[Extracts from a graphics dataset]

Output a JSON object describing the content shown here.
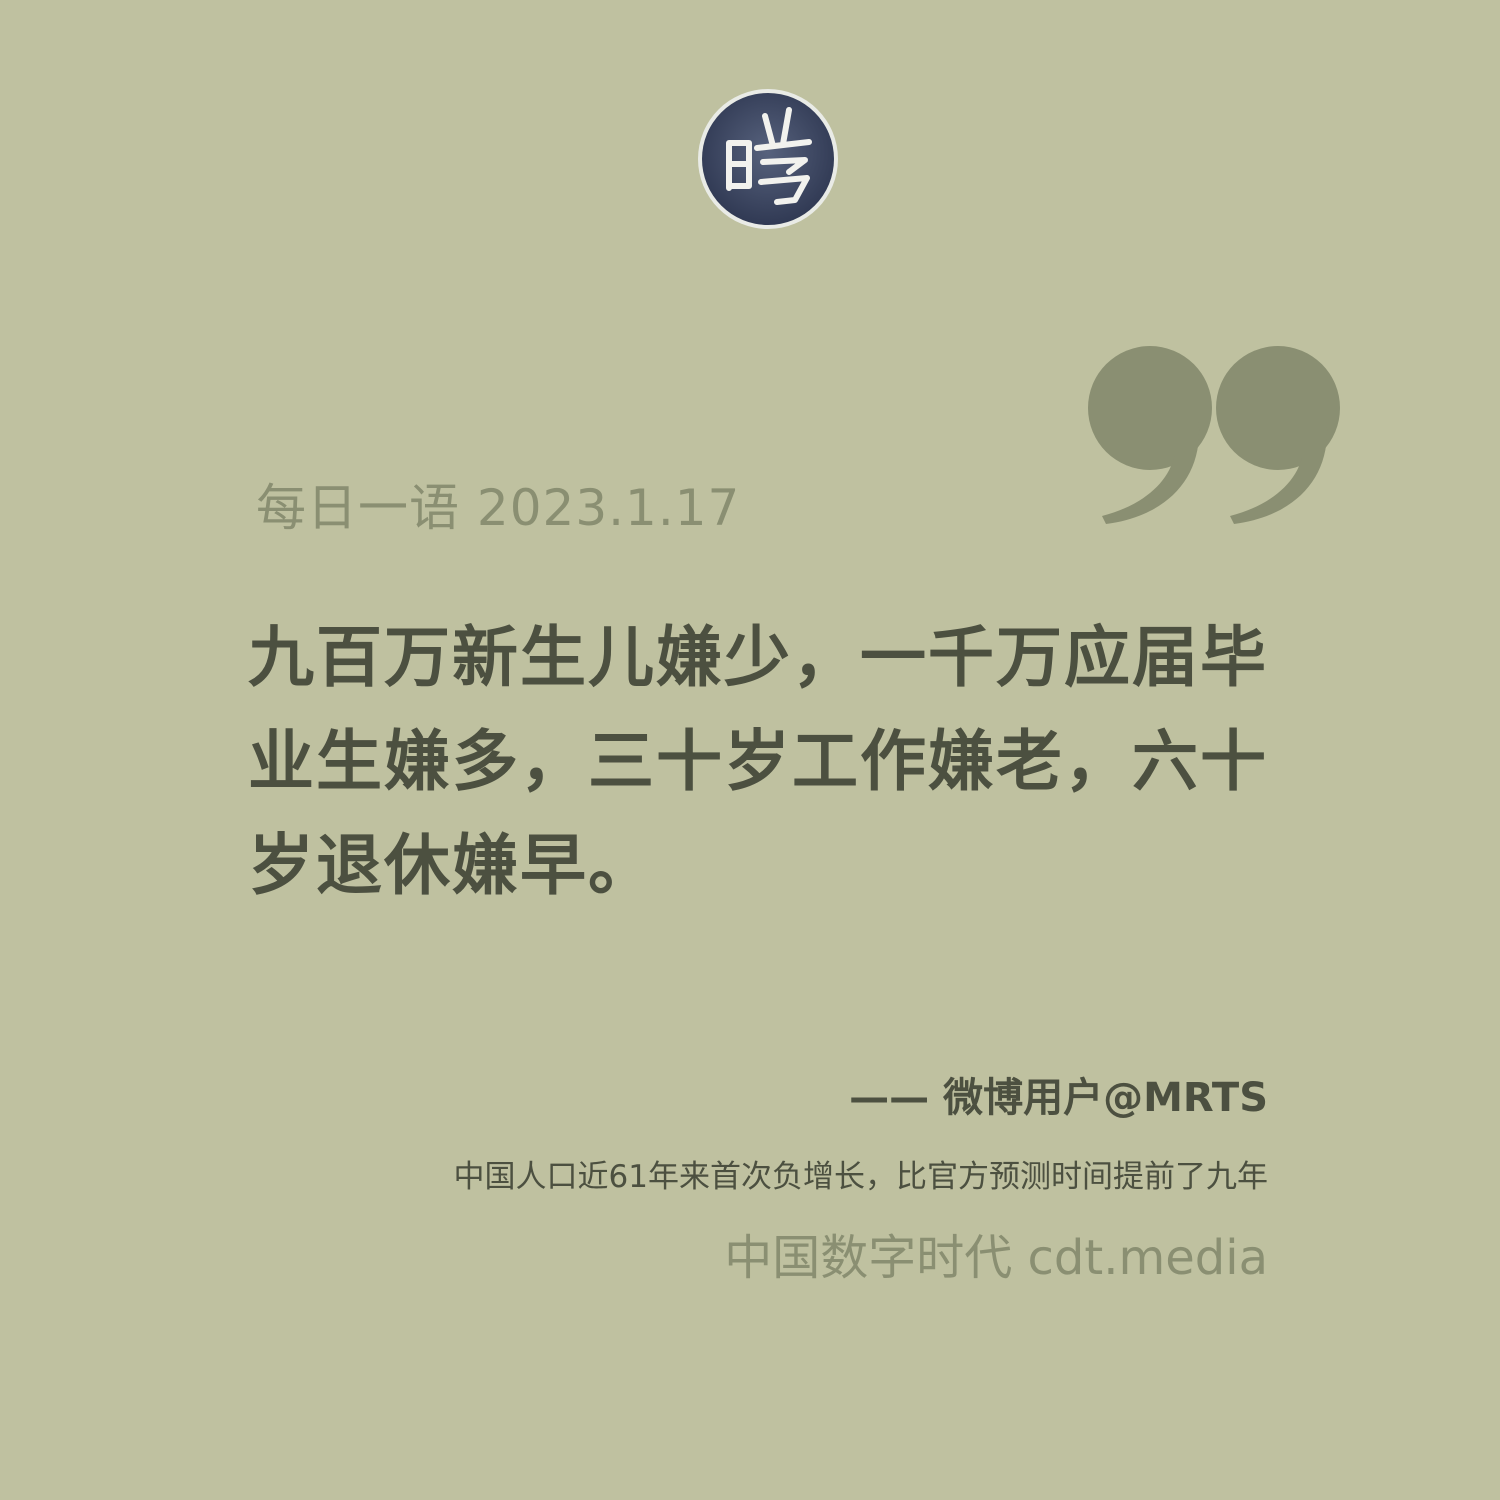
{
  "header": {
    "logo_icon": "seal-logo-icon",
    "logo_glyph": "时"
  },
  "decoration": {
    "quote_icon": "closing-quote-icon",
    "quote_color": "#8a8f72"
  },
  "card": {
    "background_color": "#bfc1a0",
    "date_label": "每日一语 2023.1.17",
    "quote": "九百万新生儿嫌少，一千万应届毕业生嫌多，三十岁工作嫌老，六十岁退休嫌早。",
    "attribution": "—— 微博用户@MRTS",
    "caption": "中国人口近61年来首次负增长，比官方预测时间提前了九年",
    "brand": "中国数字时代 cdt.media"
  }
}
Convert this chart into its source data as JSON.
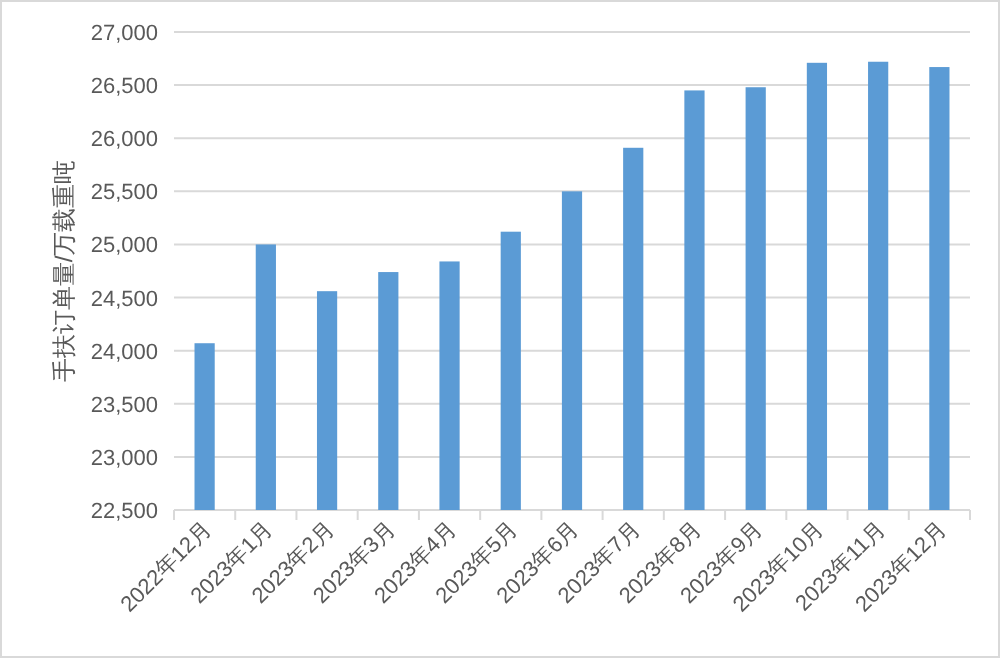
{
  "chart_data": {
    "type": "bar",
    "ylabel": "手扶订单量/万载重吨",
    "categories": [
      "2022年12月",
      "2023年1月",
      "2023年2月",
      "2023年3月",
      "2023年4月",
      "2023年5月",
      "2023年6月",
      "2023年7月",
      "2023年8月",
      "2023年9月",
      "2023年10月",
      "2023年11月",
      "2023年12月"
    ],
    "values": [
      24070,
      25000,
      24560,
      24740,
      24840,
      25120,
      25500,
      25910,
      26450,
      26480,
      26710,
      26720,
      26670
    ],
    "color": "#5b9bd5",
    "ylim": [
      22500,
      27000
    ],
    "yticks": [
      {
        "value": 22500,
        "label": "22,500"
      },
      {
        "value": 23000,
        "label": "23,000"
      },
      {
        "value": 23500,
        "label": "23,500"
      },
      {
        "value": 24000,
        "label": "24,000"
      },
      {
        "value": 24500,
        "label": "24,500"
      },
      {
        "value": 25000,
        "label": "25,000"
      },
      {
        "value": 25500,
        "label": "25,500"
      },
      {
        "value": 26000,
        "label": "26,000"
      },
      {
        "value": 26500,
        "label": "26,500"
      },
      {
        "value": 27000,
        "label": "27,000"
      }
    ],
    "grid": "y"
  }
}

TASK: Using the material above, report each line where "JSON" occurs.

RESULT FOR THIS TASK:
Output a JSON object describing the content shown here.
Convert this chart into its source data as JSON.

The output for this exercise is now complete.